Without the pictures, return all of the material exactly as written.
+++ SOURCE RECORDS
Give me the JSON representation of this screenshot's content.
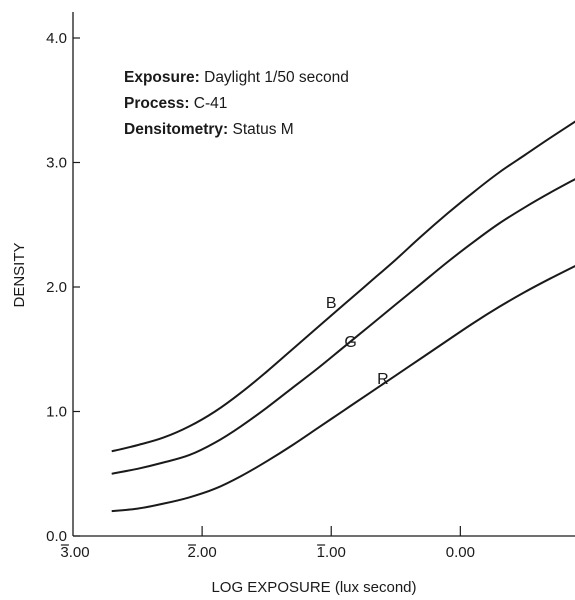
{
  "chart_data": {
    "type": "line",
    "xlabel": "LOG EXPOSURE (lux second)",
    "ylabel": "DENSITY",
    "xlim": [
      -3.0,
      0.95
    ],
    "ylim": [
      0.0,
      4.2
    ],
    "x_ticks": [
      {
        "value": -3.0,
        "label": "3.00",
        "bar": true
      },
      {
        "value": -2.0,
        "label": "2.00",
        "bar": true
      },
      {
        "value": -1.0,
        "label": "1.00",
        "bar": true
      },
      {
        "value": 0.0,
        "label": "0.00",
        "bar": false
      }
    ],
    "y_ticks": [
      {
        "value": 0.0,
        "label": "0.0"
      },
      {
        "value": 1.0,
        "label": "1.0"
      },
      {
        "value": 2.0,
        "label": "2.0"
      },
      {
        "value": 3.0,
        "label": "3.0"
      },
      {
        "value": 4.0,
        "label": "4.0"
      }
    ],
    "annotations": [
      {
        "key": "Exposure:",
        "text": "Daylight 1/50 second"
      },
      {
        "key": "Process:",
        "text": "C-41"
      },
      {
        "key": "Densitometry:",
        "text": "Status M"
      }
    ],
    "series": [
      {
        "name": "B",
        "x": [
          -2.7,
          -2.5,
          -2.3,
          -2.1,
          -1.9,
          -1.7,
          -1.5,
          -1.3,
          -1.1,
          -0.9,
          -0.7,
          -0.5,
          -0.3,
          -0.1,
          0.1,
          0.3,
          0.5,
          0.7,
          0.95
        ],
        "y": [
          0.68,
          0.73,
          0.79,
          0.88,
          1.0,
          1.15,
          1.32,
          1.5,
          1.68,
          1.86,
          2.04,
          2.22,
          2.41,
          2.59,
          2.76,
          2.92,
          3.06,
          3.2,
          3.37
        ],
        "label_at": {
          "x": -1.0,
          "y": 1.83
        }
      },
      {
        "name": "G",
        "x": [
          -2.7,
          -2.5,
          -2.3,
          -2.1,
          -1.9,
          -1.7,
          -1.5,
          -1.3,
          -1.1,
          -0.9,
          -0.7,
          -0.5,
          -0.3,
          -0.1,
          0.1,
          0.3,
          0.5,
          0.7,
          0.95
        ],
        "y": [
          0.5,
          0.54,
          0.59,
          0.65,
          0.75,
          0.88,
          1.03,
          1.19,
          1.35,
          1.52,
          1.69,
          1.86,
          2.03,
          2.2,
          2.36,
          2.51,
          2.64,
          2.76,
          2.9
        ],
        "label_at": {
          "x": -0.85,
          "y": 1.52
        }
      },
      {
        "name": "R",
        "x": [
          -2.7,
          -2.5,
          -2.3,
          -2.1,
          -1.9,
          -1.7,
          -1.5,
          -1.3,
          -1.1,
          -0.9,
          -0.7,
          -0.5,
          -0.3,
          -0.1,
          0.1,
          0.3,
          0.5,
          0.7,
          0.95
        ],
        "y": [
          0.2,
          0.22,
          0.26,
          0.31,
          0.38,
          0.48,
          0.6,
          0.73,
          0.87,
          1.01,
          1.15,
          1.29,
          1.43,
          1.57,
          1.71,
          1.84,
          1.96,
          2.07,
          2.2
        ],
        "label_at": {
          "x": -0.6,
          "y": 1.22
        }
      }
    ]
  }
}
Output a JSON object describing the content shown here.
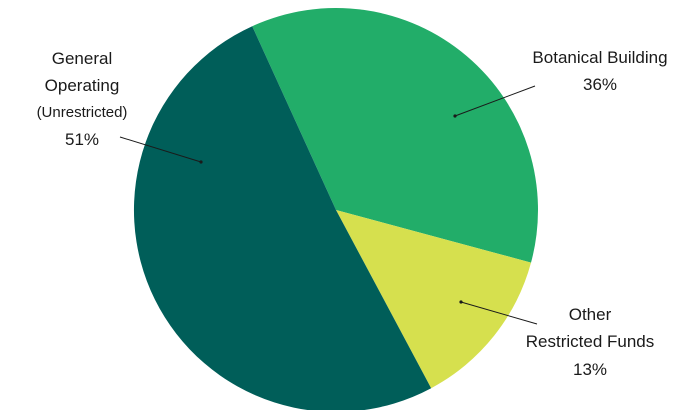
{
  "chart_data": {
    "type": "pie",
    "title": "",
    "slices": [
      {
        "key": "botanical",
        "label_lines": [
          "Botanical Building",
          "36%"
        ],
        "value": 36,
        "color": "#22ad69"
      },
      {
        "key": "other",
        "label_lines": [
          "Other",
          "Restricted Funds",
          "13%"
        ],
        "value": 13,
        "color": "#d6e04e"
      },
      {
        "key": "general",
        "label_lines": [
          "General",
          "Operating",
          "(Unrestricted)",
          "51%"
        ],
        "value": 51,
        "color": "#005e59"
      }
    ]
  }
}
++++++
* **SOLVED PROBLEM**
Give me the JSON representation of this screenshot's content.
{
  "chart_data": {
    "type": "line",
    "xlabel": "LOG EXPOSURE (lux second)",
    "ylabel": "DENSITY",
    "xlim": [
      -3.0,
      0.95
    ],
    "ylim": [
      0.0,
      4.2
    ],
    "x_ticks": [
      {
        "value": -3.0,
        "label": "3.00",
        "bar": true
      },
      {
        "value": -2.0,
        "label": "2.00",
        "bar": true
      },
      {
        "value": -1.0,
        "label": "1.00",
        "bar": true
      },
      {
        "value": 0.0,
        "label": "0.00",
        "bar": false
      }
    ],
    "y_ticks": [
      {
        "value": 0.0,
        "label": "0.0"
      },
      {
        "value": 1.0,
        "label": "1.0"
      },
      {
        "value": 2.0,
        "label": "2.0"
      },
      {
        "value": 3.0,
        "label": "3.0"
      },
      {
        "value": 4.0,
        "label": "4.0"
      }
    ],
    "annotations": [
      {
        "key": "Exposure:",
        "text": "Daylight 1/50 second"
      },
      {
        "key": "Process:",
        "text": "C-41"
      },
      {
        "key": "Densitometry:",
        "text": "Status M"
      }
    ],
    "series": [
      {
        "name": "B",
        "x": [
          -2.7,
          -2.5,
          -2.3,
          -2.1,
          -1.9,
          -1.7,
          -1.5,
          -1.3,
          -1.1,
          -0.9,
          -0.7,
          -0.5,
          -0.3,
          -0.1,
          0.1,
          0.3,
          0.5,
          0.7,
          0.95
        ],
        "y": [
          0.68,
          0.73,
          0.79,
          0.88,
          1.0,
          1.15,
          1.32,
          1.5,
          1.68,
          1.86,
          2.04,
          2.22,
          2.41,
          2.59,
          2.76,
          2.92,
          3.06,
          3.2,
          3.37
        ],
        "label_at": {
          "x": -1.0,
          "y": 1.83
        }
      },
      {
        "name": "G",
        "x": [
          -2.7,
          -2.5,
          -2.3,
          -2.1,
          -1.9,
          -1.7,
          -1.5,
          -1.3,
          -1.1,
          -0.9,
          -0.7,
          -0.5,
          -0.3,
          -0.1,
          0.1,
          0.3,
          0.5,
          0.7,
          0.95
        ],
        "y": [
          0.5,
          0.54,
          0.59,
          0.65,
          0.75,
          0.88,
          1.03,
          1.19,
          1.35,
          1.52,
          1.69,
          1.86,
          2.03,
          2.2,
          2.36,
          2.51,
          2.64,
          2.76,
          2.9
        ],
        "label_at": {
          "x": -0.85,
          "y": 1.52
        }
      },
      {
        "name": "R",
        "x": [
          -2.7,
          -2.5,
          -2.3,
          -2.1,
          -1.9,
          -1.7,
          -1.5,
          -1.3,
          -1.1,
          -0.9,
          -0.7,
          -0.5,
          -0.3,
          -0.1,
          0.1,
          0.3,
          0.5,
          0.7,
          0.95
        ],
        "y": [
          0.2,
          0.22,
          0.26,
          0.31,
          0.38,
          0.48,
          0.6,
          0.73,
          0.87,
          1.01,
          1.15,
          1.29,
          1.43,
          1.57,
          1.71,
          1.84,
          1.96,
          2.07,
          2.2
        ],
        "label_at": {
          "x": -0.6,
          "y": 1.22
        }
      }
    ]
  }
}
Output a JSON object describing the content shown here.
{
  "chart_data": {
    "type": "pie",
    "title": "",
    "slices": [
      {
        "key": "botanical",
        "label_lines": [
          "Botanical Building",
          "36%"
        ],
        "value": 36,
        "color": "#22ad69"
      },
      {
        "key": "other",
        "label_lines": [
          "Other",
          "Restricted Funds",
          "13%"
        ],
        "value": 13,
        "color": "#d6e04e"
      },
      {
        "key": "general",
        "label_lines": [
          "General",
          "Operating",
          "(Unrestricted)",
          "51%"
        ],
        "value": 51,
        "color": "#005e59"
      }
    ]
  }
}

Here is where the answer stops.